TASK DESCRIPTION:
Pick out each line of the records in which the word "screenshot" appears.

* begin MATERIAL FOR THE TASK *

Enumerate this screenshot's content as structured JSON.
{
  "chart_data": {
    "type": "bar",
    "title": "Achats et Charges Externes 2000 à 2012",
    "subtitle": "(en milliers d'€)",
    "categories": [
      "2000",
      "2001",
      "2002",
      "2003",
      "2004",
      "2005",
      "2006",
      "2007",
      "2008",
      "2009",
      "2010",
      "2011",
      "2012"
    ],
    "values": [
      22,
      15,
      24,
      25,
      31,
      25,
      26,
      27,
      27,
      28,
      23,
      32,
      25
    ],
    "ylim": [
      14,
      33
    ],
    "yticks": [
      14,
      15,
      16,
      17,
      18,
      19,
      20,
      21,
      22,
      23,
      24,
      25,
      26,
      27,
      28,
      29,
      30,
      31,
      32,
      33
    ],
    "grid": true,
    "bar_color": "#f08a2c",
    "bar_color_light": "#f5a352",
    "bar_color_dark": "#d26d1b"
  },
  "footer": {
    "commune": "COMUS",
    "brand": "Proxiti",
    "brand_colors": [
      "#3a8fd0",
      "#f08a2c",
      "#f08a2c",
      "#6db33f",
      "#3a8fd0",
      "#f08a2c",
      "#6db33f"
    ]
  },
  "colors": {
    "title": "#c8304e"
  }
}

* end MATERIAL FOR THE TASK *
* begin MATERIAL FOR THE TASK *

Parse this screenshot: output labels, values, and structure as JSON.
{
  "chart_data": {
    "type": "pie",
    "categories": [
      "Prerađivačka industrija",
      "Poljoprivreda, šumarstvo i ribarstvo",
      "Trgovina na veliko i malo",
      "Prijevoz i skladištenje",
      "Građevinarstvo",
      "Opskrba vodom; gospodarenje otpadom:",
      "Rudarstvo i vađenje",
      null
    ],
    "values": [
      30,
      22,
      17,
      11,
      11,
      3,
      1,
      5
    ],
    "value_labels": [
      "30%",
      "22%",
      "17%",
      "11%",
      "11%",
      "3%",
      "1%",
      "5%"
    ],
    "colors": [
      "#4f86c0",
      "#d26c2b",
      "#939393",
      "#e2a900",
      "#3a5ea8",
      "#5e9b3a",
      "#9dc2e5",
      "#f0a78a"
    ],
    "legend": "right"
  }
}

* end MATERIAL FOR THE TASK *

FINISHED EXERCISE:
Enumerate this screenshot's content as structured JSON.
Parse this screenshot: output labels, values, and structure as JSON.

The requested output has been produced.